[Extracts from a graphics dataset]
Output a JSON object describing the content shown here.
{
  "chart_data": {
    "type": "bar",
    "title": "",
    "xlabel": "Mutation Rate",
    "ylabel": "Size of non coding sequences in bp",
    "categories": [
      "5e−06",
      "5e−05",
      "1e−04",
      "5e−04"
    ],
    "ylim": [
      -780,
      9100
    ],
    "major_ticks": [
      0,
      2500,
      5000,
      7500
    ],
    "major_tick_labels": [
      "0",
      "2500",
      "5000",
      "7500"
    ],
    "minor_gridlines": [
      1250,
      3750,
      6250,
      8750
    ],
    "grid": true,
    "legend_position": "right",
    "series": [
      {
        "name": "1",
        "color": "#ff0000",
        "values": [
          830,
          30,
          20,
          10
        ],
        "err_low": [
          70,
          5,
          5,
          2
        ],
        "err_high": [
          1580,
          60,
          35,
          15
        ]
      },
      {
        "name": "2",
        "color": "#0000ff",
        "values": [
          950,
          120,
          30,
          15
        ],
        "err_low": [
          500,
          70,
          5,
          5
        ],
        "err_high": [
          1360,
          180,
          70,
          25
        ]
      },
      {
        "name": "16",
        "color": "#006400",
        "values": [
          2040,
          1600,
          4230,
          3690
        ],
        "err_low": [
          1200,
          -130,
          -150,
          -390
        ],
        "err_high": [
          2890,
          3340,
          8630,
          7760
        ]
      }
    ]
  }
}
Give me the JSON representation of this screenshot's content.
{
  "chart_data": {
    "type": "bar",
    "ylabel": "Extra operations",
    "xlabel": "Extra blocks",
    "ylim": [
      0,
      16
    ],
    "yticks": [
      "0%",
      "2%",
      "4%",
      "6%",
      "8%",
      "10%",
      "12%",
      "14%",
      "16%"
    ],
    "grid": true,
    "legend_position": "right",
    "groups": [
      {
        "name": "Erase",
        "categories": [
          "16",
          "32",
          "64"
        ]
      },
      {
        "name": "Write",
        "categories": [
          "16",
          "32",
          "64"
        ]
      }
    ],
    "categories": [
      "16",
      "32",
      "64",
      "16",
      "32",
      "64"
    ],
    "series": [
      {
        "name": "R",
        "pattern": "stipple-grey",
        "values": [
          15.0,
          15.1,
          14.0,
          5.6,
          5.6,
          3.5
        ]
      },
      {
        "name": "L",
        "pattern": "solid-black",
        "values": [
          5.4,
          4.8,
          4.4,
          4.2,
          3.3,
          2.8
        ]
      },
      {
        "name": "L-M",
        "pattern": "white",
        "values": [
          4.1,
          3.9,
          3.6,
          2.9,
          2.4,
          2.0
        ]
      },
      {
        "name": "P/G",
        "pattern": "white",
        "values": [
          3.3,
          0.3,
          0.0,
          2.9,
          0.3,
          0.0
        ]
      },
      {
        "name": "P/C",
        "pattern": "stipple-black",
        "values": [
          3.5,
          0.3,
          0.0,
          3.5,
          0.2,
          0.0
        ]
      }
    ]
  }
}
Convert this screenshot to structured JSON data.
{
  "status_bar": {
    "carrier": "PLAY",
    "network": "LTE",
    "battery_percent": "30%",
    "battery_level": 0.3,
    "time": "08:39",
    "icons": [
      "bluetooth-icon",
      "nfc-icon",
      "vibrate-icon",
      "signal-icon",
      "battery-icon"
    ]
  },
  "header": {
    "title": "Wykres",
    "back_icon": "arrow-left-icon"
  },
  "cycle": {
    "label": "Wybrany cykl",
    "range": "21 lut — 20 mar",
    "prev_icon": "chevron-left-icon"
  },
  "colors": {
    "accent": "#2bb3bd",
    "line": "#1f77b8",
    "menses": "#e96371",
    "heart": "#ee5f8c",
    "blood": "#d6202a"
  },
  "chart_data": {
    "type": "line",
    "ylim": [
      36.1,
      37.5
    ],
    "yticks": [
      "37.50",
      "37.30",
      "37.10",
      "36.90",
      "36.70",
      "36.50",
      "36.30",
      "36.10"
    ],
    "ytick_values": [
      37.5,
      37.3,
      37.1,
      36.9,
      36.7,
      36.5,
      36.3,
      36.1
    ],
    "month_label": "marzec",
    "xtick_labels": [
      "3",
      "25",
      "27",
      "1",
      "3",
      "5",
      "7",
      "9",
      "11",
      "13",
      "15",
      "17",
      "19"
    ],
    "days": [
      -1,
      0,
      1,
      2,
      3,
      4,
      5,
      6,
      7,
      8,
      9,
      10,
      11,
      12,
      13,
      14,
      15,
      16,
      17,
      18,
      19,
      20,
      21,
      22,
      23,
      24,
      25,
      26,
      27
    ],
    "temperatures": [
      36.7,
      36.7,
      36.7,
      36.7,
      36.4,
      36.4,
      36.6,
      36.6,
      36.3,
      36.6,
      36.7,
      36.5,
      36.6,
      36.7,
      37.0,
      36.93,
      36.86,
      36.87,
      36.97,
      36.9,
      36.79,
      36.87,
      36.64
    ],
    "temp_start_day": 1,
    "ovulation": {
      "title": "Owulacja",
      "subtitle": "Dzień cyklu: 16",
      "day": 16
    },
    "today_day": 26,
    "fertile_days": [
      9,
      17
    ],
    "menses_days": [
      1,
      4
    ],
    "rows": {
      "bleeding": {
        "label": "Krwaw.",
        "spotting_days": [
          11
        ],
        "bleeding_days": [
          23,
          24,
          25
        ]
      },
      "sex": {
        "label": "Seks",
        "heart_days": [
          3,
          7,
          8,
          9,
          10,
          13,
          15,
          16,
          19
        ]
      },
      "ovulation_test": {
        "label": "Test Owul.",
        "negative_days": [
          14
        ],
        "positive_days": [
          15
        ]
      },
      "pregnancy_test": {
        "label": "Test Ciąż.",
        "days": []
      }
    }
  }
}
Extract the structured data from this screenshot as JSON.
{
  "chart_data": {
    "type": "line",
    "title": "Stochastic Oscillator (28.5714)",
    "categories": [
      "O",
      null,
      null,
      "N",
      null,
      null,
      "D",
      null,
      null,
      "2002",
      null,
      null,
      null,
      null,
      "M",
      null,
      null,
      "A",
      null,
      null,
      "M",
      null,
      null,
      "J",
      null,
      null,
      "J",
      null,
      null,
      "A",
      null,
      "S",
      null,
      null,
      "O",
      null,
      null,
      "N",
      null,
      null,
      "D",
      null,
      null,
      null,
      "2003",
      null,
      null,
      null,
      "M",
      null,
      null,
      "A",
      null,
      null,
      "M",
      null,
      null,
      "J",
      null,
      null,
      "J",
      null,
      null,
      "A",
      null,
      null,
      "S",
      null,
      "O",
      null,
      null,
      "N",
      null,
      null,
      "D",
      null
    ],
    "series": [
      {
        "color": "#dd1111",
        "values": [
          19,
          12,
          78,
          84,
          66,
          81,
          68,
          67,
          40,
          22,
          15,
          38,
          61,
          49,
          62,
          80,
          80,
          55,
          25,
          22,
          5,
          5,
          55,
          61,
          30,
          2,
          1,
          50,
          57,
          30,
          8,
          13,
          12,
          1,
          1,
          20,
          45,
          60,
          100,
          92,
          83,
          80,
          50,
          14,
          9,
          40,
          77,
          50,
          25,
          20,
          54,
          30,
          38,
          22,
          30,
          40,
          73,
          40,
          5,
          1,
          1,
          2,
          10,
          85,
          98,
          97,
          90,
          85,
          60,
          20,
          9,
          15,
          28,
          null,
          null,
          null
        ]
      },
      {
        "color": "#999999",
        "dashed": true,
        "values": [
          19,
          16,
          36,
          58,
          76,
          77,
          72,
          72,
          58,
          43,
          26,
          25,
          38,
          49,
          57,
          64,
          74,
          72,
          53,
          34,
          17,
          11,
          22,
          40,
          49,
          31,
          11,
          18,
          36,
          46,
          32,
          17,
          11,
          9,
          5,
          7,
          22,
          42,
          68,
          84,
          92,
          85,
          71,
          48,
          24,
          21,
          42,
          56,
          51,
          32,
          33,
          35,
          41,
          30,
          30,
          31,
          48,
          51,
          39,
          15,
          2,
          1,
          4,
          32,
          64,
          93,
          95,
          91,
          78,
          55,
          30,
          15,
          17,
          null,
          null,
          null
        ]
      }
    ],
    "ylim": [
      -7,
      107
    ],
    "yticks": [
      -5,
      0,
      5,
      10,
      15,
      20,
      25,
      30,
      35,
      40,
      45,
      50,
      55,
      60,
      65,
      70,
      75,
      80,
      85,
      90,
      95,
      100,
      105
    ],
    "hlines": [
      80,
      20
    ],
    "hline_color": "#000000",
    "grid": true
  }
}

__EXERCISE BRIEF__
Work out how many lines in the records above contain the word "name", and reply with that number alone.

__WRITTEN RESPONSE__
10